(Required task): Only the number is wanted: how many lines in the data contain "descrição"?

(Material shown):
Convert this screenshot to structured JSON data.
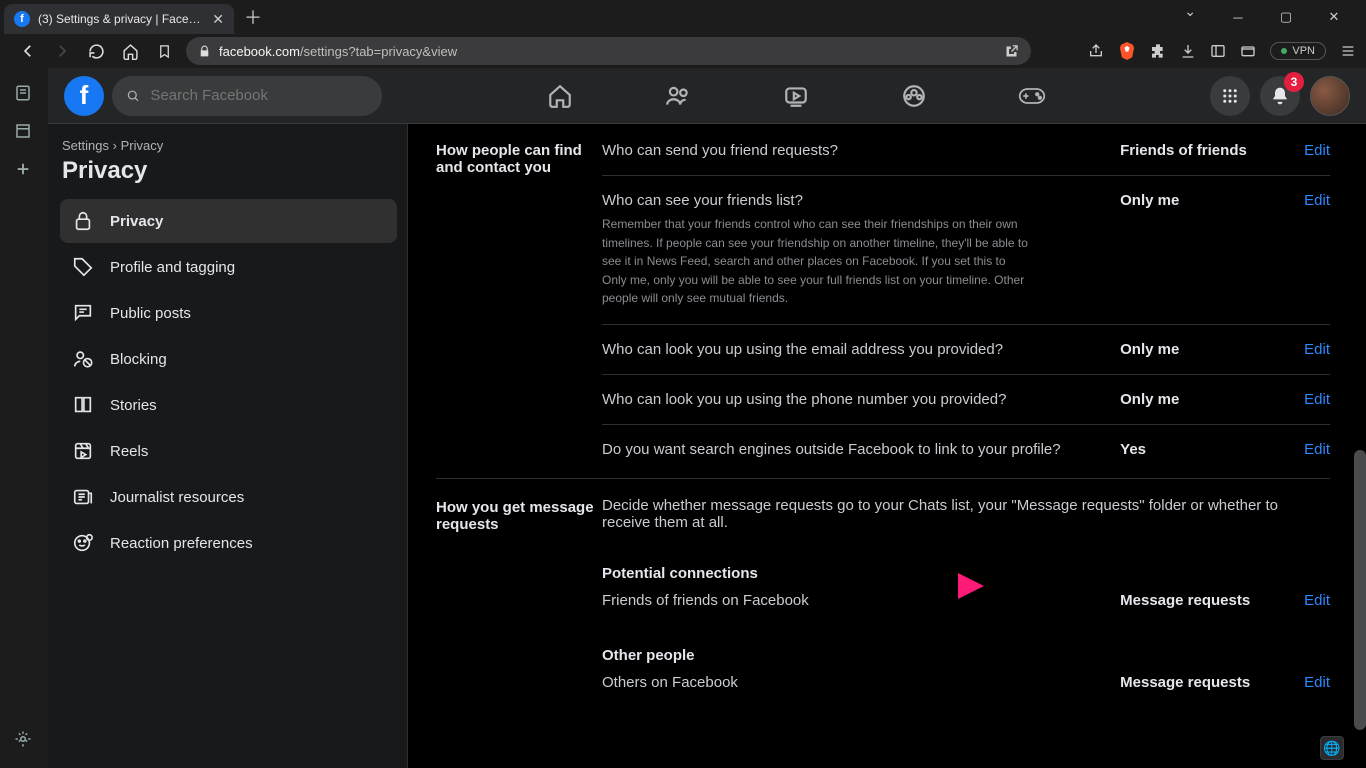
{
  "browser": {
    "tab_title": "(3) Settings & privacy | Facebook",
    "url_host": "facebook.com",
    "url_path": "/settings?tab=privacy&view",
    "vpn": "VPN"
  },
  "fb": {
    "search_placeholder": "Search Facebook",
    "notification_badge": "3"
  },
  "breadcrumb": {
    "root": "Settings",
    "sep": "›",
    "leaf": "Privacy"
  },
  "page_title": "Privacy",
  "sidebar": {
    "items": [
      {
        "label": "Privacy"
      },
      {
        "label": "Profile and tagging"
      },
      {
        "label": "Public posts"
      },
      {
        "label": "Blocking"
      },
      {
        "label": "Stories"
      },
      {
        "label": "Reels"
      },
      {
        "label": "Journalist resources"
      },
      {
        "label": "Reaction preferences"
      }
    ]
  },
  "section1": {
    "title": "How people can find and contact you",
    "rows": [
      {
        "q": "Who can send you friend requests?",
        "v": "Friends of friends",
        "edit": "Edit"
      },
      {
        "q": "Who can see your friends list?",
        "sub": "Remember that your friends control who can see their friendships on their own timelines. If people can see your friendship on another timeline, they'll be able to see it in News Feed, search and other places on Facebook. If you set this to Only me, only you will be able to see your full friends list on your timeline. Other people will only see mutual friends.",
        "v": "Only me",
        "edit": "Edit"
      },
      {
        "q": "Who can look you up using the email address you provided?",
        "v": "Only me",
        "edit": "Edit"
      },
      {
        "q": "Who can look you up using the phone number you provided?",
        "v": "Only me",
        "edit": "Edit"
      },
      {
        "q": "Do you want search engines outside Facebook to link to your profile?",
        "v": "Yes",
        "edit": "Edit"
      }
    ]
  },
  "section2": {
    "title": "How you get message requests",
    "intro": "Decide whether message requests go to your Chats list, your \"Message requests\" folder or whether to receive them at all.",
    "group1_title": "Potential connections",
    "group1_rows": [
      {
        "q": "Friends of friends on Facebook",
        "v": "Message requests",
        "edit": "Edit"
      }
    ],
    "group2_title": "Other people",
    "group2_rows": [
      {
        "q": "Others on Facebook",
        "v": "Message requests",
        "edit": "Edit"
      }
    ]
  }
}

...

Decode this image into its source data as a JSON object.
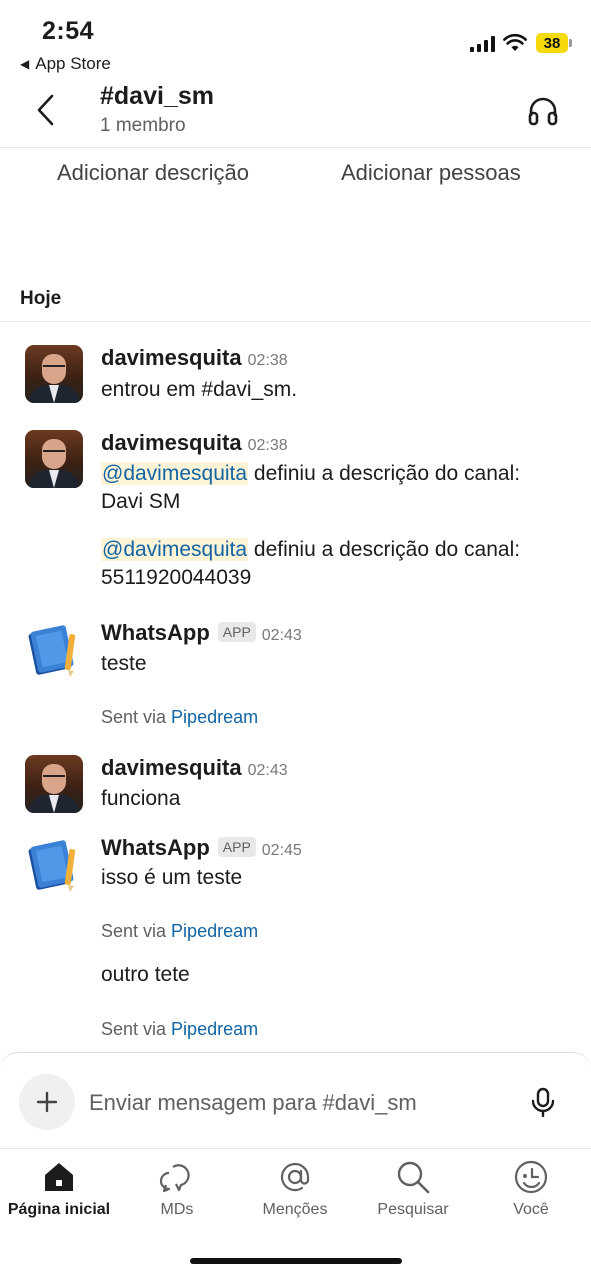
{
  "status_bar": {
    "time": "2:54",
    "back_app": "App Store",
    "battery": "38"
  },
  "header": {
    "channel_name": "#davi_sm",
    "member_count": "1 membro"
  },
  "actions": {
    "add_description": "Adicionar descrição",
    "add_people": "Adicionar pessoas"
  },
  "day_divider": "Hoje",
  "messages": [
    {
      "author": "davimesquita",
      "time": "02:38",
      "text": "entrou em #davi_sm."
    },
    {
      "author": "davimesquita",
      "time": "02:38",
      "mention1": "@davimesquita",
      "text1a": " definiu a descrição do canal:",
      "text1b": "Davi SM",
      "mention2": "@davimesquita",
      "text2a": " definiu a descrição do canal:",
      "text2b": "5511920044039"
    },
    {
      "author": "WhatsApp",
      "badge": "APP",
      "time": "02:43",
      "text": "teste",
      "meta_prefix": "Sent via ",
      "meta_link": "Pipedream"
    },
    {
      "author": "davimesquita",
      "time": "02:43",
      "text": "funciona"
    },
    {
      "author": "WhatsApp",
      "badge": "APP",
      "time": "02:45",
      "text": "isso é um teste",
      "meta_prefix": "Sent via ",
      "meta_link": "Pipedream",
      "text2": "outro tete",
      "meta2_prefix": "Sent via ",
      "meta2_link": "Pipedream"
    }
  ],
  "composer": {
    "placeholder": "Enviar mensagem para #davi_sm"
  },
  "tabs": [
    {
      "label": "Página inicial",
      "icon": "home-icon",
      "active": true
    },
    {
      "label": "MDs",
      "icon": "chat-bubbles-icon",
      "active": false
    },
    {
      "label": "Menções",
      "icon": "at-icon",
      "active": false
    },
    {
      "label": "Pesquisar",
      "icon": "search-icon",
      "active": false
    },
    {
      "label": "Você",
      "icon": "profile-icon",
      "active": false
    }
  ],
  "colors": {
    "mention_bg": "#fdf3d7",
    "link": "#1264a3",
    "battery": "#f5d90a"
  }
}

==

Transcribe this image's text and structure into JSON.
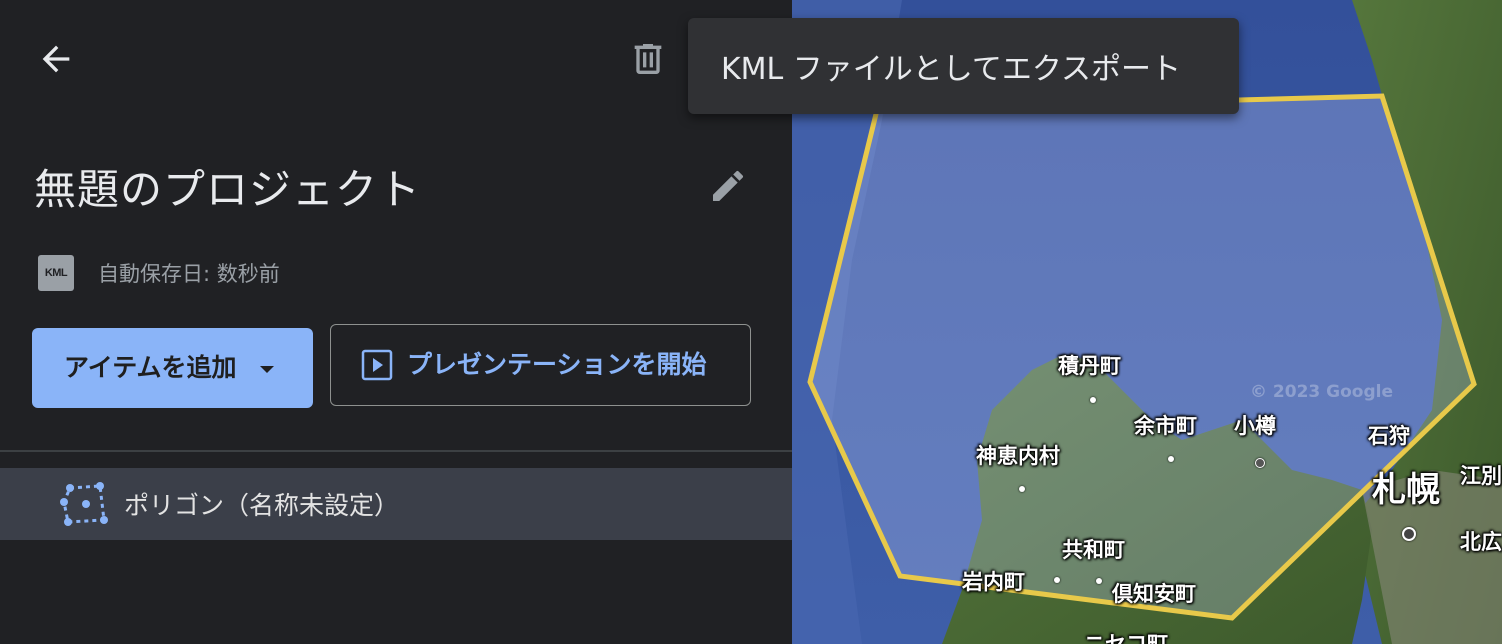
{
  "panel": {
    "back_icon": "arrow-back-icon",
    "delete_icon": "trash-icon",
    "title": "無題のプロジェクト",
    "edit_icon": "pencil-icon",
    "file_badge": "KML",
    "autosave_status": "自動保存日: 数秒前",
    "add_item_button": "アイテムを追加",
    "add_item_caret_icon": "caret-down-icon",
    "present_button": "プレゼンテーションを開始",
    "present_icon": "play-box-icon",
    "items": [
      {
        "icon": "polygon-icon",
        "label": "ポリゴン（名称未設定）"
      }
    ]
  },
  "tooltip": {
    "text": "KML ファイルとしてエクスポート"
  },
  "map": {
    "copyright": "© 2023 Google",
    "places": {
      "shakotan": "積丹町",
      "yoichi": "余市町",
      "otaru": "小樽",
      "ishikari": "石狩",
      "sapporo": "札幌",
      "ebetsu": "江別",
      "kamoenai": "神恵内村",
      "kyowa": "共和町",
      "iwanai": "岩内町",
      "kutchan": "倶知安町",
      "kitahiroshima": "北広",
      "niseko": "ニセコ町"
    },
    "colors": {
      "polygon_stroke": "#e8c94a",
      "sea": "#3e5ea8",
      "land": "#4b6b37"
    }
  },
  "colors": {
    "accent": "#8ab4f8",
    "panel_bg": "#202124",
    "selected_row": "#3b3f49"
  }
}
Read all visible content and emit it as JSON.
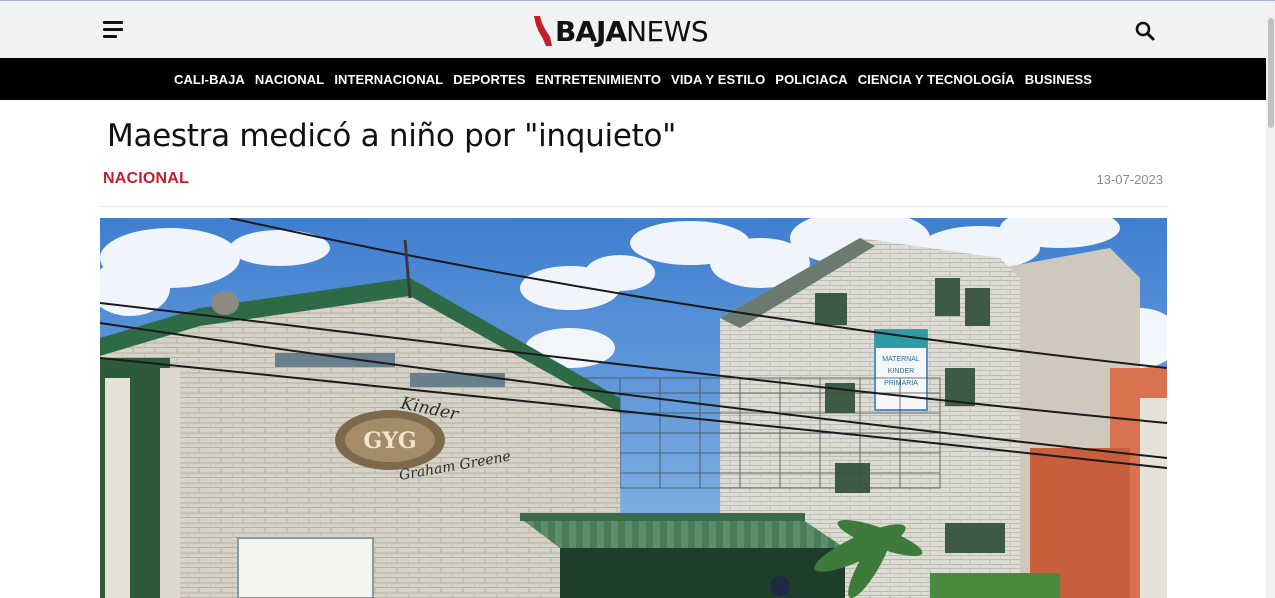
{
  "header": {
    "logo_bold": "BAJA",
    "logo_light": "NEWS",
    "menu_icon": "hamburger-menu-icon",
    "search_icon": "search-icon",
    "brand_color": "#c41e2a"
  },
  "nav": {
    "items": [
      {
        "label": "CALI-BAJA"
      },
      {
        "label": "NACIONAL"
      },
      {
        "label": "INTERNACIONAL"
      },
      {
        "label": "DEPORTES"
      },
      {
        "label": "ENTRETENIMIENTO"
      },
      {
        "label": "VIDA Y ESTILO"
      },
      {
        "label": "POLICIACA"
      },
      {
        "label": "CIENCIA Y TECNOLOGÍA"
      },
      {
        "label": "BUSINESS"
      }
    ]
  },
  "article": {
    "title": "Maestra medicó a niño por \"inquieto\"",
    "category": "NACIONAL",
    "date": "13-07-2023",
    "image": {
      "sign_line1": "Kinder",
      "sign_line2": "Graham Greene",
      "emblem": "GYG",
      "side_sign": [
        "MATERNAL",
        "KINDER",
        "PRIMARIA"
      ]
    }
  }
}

(Exercise solution): 3